TEXT SHOWN:
+---+
Tuesday, 21 October 2008

Tax woes and eenie-meenie-miney-moe’s

Once a year, and usually later rather than sooner, I am compelled to do my books for my longsuffering accountant, who then tries (with frankly astonishing success) to translate my scribbles into something the taxman can actually make sense of.

I am not an account-type person, and have trouble understanding things like percentages and ratios or even, if I am completely honest, how to add two and two, so doing my books is an exceedingly painful process for me, and usually involves at least a bottle of red to get me through it. This does, unfortunately, have a bearing on why my later spreadsheets are rather more shambolic than my earlier ones, but my magician/accountant has long since learnt to factor in alcohol-induced missteps.

I know that the right way to do my books is not in a crazed drunken rush one day before the final deadline for tax returns, but regularly and soberly at every month end. I know this because my accountant reminds me of it often, when he phones or emails with increasing impatience to ask for my figures, and I tell him with increasing unhappiness that I simply can’t bring myself to try to make sense of the large box of slips marked ‘tax return’ that sits under my desk.
+---+
SHORT PROBLEM A:
Duplicate the records from their first line up to and including the line with "label-cell: AC voltage xyxy=(88,273,467,362)".
The records are unrelated to the text.

Region and label listings:
+---+
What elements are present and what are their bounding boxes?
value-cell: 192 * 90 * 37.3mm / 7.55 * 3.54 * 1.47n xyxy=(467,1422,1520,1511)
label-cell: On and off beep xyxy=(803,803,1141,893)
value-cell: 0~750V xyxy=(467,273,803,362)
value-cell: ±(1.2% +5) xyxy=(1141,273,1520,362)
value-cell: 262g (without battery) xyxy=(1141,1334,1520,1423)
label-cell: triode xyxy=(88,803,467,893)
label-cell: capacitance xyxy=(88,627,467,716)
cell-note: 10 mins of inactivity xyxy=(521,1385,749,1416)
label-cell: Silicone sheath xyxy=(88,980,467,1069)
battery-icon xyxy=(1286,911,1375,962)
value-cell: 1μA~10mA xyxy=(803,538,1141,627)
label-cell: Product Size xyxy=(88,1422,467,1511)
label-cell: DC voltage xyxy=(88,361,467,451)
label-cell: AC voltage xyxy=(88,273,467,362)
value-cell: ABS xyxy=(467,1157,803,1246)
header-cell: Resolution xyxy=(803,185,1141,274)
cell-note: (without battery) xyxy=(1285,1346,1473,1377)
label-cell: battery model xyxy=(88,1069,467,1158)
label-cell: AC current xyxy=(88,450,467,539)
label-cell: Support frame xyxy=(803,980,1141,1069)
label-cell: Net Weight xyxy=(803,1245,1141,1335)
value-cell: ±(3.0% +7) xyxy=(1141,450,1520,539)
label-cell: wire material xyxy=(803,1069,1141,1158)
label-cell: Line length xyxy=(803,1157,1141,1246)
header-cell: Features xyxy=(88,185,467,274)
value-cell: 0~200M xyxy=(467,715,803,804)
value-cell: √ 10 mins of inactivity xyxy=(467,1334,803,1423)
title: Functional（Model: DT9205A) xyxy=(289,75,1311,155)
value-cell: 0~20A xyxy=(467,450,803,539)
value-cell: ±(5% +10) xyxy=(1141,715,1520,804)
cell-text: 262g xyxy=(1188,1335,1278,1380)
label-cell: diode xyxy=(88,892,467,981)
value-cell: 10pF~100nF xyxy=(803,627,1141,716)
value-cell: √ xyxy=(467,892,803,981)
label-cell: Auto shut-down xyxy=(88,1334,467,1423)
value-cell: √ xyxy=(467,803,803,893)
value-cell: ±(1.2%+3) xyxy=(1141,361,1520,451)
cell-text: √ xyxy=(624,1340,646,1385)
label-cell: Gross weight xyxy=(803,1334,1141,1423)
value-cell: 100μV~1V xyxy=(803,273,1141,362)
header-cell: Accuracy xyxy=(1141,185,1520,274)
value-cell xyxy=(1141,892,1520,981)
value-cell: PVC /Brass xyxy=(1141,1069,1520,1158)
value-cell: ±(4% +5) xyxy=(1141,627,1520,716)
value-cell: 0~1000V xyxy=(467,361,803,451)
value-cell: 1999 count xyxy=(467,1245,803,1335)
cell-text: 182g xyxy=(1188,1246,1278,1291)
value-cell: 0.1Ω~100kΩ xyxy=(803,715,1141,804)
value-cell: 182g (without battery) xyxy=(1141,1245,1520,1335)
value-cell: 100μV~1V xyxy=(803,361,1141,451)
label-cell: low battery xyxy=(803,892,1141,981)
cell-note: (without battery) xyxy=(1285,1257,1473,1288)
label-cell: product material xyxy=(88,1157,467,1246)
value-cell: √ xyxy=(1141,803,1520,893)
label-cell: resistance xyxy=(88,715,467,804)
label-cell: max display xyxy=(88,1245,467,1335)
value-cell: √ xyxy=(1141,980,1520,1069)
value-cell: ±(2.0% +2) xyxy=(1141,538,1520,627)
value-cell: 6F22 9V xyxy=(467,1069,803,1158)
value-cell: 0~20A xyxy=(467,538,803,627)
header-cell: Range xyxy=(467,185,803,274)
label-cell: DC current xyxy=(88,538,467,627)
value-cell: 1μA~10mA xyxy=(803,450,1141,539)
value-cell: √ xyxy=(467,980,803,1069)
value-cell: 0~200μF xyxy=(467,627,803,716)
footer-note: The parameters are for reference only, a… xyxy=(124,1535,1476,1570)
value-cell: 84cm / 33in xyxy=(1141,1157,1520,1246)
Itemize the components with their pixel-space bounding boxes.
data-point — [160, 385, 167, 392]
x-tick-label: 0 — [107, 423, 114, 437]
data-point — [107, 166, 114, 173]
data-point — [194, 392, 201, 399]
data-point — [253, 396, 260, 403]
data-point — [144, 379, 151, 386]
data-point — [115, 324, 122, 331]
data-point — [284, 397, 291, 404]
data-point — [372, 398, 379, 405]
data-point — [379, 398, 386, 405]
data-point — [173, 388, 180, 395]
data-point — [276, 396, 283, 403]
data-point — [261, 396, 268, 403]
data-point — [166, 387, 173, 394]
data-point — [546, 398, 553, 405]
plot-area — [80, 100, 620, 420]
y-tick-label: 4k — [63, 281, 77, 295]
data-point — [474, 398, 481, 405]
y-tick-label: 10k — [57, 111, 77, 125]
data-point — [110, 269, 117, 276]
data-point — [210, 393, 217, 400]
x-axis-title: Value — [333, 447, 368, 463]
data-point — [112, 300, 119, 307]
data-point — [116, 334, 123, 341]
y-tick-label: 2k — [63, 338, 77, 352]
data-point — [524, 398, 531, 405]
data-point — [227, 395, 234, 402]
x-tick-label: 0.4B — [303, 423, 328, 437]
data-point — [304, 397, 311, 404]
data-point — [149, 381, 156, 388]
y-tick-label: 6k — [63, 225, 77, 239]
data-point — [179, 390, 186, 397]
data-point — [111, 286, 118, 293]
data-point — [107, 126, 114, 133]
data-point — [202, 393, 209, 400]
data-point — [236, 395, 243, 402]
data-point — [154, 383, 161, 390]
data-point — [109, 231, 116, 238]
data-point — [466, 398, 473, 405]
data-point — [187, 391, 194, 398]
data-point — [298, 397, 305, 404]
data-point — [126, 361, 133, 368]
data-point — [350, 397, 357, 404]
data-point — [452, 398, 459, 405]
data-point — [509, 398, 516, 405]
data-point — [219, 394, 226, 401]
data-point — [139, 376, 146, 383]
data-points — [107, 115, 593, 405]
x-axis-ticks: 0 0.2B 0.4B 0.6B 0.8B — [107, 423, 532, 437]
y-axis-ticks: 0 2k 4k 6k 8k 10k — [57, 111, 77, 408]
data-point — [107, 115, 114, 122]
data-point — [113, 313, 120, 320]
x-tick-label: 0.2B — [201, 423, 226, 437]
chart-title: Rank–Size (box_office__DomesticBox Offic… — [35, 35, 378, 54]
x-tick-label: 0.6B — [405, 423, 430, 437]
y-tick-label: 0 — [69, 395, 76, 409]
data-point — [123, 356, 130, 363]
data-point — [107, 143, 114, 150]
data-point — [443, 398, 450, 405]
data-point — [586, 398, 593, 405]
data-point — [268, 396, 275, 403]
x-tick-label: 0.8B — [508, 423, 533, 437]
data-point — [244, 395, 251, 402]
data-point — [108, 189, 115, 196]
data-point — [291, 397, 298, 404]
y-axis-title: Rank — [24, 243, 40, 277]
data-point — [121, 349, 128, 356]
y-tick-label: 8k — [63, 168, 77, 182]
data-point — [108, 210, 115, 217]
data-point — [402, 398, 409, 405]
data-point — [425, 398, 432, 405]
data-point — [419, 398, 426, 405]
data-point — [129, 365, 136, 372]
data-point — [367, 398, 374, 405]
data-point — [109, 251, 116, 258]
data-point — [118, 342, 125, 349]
+---+
SHORT PROBLEM B:
Continue the blog post about doing the tax books from where it stops.

OUTPUT A:
What elements are present and what are their bounding boxes?
value-cell: 192 * 90 * 37.3mm / 7.55 * 3.54 * 1.47n xyxy=(467,1422,1520,1511)
label-cell: On and off beep xyxy=(803,803,1141,893)
value-cell: 0~750V xyxy=(467,273,803,362)
value-cell: ±(1.2% +5) xyxy=(1141,273,1520,362)
value-cell: 262g (without battery) xyxy=(1141,1334,1520,1423)
label-cell: triode xyxy=(88,803,467,893)
label-cell: capacitance xyxy=(88,627,467,716)
cell-note: 10 mins of inactivity xyxy=(521,1385,749,1416)
label-cell: Silicone sheath xyxy=(88,980,467,1069)
battery-icon xyxy=(1286,911,1375,962)
value-cell: 1μA~10mA xyxy=(803,538,1141,627)
label-cell: Product Size xyxy=(88,1422,467,1511)
label-cell: DC voltage xyxy=(88,361,467,451)
label-cell: AC voltage xyxy=(88,273,467,362)

OUTPUT B:
But, like death, tax will not be wished away, and finally the awful day comes when I have to tackle The Box. I do this by, on some random morning, rising like a zombie from my bed, immediately opening a bottle of wine and swiftly having a couple of hefty swigs, then hauling out the box and scattering its contents across the kitchen counter, all before my conscious mind can kick in and ask me what the hell I think I’m doing.

And then the fun begins.

I’m okay with the stuff that I can recognise – mainly bank-card slips that give the name of the vendor. But with alarming frequency I come across cheques made out to, for instance, ‘G de Graaff’ or ‘Lydia Verloven’ or (most worryingly) ‘cash’, for quite large sums that I simply can’t account for. When I hunt for the cancelled cheques (which happens with decreasing frequency as the day wears on, the level in the wine bottle drops, and my attention to detail wanes) there’s never any clue on them what exactly I was splashing out for. So that’s where the eenie-meenie-miney-moe comes in: I close my eyes, randomly choose a category (home improvements? stationery? computer expenses?) and write it up.

So it’s probably fair to say that my final tax return doesn’t precisely reflect my expenditure.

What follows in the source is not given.